--- SET PROBLEM ---
Give back all the data exactly, line by line.

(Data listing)
* begin *

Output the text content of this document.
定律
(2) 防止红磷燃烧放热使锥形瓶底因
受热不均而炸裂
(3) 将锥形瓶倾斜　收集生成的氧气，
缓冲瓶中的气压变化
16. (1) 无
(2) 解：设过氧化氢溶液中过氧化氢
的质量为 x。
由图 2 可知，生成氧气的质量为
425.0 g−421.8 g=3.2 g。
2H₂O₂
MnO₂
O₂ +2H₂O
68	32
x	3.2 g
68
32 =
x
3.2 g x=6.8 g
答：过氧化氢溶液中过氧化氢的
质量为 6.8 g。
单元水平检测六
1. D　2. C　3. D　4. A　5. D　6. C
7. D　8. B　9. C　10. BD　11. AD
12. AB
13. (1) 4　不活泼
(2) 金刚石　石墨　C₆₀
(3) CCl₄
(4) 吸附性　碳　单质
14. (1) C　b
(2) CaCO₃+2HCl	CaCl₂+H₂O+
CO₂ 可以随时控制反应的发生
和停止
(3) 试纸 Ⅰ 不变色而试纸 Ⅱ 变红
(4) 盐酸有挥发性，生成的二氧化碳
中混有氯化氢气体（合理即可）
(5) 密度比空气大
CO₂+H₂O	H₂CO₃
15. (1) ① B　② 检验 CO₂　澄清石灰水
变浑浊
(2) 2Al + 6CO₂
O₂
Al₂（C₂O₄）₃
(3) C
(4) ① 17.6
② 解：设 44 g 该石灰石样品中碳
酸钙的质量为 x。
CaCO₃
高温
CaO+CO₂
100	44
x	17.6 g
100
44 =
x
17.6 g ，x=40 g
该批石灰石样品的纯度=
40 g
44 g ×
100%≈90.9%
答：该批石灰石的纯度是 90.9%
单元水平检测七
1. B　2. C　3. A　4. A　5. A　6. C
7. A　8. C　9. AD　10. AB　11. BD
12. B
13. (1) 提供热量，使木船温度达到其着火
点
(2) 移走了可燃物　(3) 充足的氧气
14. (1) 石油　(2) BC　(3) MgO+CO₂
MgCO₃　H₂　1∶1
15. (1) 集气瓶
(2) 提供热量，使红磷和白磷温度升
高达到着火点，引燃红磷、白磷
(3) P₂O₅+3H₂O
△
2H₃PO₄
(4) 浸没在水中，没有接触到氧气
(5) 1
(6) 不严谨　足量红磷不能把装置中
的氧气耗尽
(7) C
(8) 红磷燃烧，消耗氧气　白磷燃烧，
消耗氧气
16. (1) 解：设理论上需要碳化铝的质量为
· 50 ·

* end *

--- CORRECT RESULT ---
Output the text content of this document.
定律
(2) 防止红磷燃烧放热使锥形瓶底因
受热不均而炸裂
(3) 将锥形瓶倾斜　收集生成的氧气，
缓冲瓶中的气压变化
16. (1) 无
(2) 解：设过氧化氢溶液中过氧化氢
的质量为 x。
由图 2 可知，生成氧气的质量为
425.0 g−421.8 g=3.2 g。
2H₂O₂
MnO₂
O₂ +2H₂O
68	32
x	3.2 g
68
32 =
x
3.2 g x=6.8 g
答：过氧化氢溶液中过氧化氢的
质量为 6.8 g。
单元水平检测六
1. D　2. C　3. D　4. A　5. D　6. C
7. D　8. B　9. C　10. BD　11. AD
12. AB
13. (1) 4　不活泼
(2) 金刚石　石墨　C₆₀
(3) CCl₄
(4) 吸附性　碳　单质
14. (1) C　b
(2) CaCO₃+2HCl	CaCl₂+H₂O+
CO₂ 可以随时控制反应的发生
和停止
(3) 试纸 Ⅰ 不变色而试纸 Ⅱ 变红
(4) 盐酸有挥发性，生成的二氧化碳
中混有氯化氢气体（合理即可）
(5) 密度比空气大
CO₂+H₂O	H₂CO₃
15. (1) ① B　② 检验 CO₂　澄清石灰水
变浑浊
(2) 2Al + 6CO₂
O₂
Al₂（C₂O₄）₃
(3) C
(4) ① 17.6
② 解：设 44 g 该石灰石样品中碳
酸钙的质量为 x。
CaCO₃
高温
CaO+CO₂
100	44
x	17.6 g
100
44 =
x
17.6 g ，x=40 g
该批石灰石样品的纯度=
40 g
44 g ×
100%≈90.9%
答：该批石灰石的纯度是 90.9%
单元水平检测七
1. B　2. C　3. A　4. A　5. A　6. C
7. A　8. C　9. AD　10. AB　11. BD
12. B
13. (1) 提供热量，使木船温度达到其着火
点
(2) 移走了可燃物　(3) 充足的氧气
14. (1) 石油　(2) BC　(3) MgO+CO₂
MgCO₃　H₂　1∶1
15. (1) 集气瓶
(2) 提供热量，使红磷和白磷温度升
高达到着火点，引燃红磷、白磷
(3) P₂O₅+3H₂O
△
2H₃PO₄
(4) 浸没在水中，没有接触到氧气
(5) 1
(6) 不严谨　足量红磷不能把装置中
的氧气耗尽
(7) C
(8) 红磷燃烧，消耗氧气　白磷燃烧，
消耗氧气
16. (1) 解：设理论上需要碳化铝的质量为
· 50 ·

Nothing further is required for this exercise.